### TASK DESCRIPTION
State the number of lines with the string "breadcrumb" in them, and nothing else.
** start DATA SHOWN **
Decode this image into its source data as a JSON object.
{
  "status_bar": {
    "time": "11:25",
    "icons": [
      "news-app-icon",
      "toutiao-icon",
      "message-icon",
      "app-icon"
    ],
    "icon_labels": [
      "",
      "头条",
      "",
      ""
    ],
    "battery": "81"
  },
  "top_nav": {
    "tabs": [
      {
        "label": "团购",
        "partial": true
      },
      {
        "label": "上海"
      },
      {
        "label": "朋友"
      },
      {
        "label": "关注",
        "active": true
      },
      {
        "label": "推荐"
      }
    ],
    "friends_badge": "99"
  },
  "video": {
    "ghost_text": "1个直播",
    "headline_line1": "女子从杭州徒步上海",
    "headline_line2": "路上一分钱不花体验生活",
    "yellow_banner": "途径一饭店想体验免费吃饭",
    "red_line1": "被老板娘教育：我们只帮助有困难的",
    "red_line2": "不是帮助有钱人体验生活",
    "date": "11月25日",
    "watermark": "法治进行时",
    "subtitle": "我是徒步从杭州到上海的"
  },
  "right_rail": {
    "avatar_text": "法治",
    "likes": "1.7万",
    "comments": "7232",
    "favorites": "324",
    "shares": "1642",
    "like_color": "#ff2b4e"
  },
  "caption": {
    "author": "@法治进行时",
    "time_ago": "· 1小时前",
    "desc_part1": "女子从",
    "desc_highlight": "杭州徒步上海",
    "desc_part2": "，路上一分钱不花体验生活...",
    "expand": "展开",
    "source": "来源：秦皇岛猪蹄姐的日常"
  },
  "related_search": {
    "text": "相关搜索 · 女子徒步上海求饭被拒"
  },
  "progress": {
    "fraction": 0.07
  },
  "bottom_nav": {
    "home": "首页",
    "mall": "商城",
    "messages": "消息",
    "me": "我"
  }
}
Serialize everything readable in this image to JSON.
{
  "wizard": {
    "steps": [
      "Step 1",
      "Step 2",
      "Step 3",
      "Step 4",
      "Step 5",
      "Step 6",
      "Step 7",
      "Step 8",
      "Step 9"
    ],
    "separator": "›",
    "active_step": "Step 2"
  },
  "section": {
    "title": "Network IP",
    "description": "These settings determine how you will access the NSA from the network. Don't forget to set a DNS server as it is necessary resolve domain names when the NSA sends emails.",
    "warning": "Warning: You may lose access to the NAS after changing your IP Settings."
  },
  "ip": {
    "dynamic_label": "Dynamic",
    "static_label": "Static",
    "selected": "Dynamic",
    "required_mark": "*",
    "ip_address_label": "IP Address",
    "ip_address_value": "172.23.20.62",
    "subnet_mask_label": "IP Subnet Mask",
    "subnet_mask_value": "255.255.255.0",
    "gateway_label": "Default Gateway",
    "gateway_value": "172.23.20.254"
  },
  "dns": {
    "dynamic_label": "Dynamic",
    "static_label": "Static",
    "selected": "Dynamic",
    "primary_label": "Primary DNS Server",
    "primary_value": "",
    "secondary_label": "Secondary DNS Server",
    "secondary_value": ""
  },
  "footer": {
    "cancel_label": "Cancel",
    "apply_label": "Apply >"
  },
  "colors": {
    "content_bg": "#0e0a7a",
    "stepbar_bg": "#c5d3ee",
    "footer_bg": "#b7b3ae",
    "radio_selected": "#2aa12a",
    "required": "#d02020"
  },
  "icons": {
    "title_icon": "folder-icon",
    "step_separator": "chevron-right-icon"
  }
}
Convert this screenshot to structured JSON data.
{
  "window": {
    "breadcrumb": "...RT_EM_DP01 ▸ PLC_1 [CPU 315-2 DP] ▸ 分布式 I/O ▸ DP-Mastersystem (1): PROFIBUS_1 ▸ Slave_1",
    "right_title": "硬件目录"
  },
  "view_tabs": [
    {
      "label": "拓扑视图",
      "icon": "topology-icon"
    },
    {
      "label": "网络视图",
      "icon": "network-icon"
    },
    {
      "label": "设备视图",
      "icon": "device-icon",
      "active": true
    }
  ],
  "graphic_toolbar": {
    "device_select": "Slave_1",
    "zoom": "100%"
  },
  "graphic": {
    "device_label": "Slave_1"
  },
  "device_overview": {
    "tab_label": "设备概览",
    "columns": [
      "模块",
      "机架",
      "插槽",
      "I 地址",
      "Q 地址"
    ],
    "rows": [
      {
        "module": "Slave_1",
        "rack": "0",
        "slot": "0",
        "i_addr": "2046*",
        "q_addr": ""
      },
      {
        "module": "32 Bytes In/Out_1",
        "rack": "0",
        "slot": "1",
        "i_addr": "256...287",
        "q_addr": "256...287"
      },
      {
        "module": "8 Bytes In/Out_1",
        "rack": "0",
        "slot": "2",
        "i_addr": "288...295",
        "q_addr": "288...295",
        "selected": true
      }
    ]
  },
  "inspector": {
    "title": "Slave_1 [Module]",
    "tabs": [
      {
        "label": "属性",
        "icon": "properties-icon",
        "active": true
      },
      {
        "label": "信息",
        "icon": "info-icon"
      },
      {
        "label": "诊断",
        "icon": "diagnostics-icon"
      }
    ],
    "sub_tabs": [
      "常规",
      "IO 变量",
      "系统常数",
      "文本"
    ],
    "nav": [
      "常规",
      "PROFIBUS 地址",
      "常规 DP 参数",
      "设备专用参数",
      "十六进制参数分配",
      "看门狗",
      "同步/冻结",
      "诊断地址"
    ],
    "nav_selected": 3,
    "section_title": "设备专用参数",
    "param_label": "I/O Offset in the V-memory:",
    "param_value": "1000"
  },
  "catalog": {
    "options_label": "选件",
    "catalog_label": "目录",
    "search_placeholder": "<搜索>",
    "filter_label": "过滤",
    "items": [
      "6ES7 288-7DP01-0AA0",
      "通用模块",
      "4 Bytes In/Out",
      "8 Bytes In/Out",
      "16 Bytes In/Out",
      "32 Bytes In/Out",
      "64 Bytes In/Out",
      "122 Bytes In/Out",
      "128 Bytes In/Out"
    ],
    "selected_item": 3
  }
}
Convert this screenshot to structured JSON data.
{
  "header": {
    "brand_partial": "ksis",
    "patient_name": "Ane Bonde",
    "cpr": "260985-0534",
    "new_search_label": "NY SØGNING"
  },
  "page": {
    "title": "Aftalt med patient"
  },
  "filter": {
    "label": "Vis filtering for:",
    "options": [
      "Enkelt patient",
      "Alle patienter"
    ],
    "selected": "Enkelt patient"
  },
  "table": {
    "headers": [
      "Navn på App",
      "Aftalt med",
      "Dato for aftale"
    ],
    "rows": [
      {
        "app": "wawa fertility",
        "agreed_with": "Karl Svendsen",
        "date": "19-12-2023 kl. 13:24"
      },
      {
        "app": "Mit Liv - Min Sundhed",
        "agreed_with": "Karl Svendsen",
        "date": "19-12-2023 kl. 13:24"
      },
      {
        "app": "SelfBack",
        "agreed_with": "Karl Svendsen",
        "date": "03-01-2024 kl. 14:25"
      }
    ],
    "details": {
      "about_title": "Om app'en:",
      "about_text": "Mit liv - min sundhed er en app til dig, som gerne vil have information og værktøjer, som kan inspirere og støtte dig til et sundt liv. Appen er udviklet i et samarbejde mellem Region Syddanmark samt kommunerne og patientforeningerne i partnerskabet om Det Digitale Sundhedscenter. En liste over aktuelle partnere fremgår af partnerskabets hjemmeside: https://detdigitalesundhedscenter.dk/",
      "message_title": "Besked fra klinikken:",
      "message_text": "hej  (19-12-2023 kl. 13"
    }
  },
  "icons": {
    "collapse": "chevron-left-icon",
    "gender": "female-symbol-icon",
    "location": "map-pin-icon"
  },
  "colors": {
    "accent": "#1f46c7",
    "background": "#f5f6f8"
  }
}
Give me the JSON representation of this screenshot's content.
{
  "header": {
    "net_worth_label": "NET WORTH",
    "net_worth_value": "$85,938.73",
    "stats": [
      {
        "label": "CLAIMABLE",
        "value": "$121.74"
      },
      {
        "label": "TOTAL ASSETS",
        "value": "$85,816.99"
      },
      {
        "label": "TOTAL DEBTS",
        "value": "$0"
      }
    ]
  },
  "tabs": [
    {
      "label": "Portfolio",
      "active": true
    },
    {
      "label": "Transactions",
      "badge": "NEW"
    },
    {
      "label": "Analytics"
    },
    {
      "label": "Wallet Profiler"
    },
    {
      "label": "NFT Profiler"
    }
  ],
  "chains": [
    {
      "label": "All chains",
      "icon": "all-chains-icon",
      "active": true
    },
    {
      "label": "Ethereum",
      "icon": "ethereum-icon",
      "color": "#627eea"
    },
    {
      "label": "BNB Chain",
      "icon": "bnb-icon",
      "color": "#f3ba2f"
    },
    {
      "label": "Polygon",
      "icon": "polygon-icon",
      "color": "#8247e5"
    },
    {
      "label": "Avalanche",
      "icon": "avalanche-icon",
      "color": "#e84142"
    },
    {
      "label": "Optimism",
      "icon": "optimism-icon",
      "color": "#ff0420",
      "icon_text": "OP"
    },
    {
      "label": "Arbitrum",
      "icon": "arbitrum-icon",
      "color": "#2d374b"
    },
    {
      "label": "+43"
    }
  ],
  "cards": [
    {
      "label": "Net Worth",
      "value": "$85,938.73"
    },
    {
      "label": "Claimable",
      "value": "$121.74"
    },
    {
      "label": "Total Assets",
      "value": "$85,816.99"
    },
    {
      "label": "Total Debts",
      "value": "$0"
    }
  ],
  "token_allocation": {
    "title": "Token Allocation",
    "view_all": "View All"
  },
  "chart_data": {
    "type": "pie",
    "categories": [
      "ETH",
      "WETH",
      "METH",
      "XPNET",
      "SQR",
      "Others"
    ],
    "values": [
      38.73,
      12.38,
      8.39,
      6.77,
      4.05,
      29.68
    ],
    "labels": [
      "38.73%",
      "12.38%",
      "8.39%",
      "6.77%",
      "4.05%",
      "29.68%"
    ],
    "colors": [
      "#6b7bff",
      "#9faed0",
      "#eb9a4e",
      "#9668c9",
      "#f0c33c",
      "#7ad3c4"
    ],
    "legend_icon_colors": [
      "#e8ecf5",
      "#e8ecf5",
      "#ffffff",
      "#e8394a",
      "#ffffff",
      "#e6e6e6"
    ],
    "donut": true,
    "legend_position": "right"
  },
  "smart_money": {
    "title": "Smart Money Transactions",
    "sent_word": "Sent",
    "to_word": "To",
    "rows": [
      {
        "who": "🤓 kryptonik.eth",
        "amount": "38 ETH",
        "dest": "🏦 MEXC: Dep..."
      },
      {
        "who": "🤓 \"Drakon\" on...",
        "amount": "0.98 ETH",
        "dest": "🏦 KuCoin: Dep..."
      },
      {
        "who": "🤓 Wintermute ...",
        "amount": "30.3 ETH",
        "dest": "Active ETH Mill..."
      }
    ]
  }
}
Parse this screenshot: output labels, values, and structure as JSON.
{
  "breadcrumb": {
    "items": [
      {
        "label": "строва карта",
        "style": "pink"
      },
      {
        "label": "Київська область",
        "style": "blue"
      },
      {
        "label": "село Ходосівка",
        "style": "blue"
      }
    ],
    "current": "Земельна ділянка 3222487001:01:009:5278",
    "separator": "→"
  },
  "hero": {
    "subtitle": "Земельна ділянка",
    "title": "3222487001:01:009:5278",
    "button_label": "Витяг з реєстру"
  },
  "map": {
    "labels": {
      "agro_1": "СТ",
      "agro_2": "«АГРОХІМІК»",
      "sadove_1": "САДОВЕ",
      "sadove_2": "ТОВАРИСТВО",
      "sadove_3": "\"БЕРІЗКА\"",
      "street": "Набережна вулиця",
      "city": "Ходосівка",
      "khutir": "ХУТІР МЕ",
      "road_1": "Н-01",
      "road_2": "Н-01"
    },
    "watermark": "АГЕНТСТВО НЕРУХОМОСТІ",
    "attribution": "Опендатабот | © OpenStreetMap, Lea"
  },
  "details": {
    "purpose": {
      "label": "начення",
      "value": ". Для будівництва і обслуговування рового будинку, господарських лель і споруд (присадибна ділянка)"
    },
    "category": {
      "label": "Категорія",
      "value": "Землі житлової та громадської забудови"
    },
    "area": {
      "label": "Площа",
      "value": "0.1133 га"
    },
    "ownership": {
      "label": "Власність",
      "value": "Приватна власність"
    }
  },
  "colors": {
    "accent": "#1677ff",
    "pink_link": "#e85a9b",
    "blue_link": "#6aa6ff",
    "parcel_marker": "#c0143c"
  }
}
** end DATA SHOWN **
### SOLUTION FOR THIS TASK
2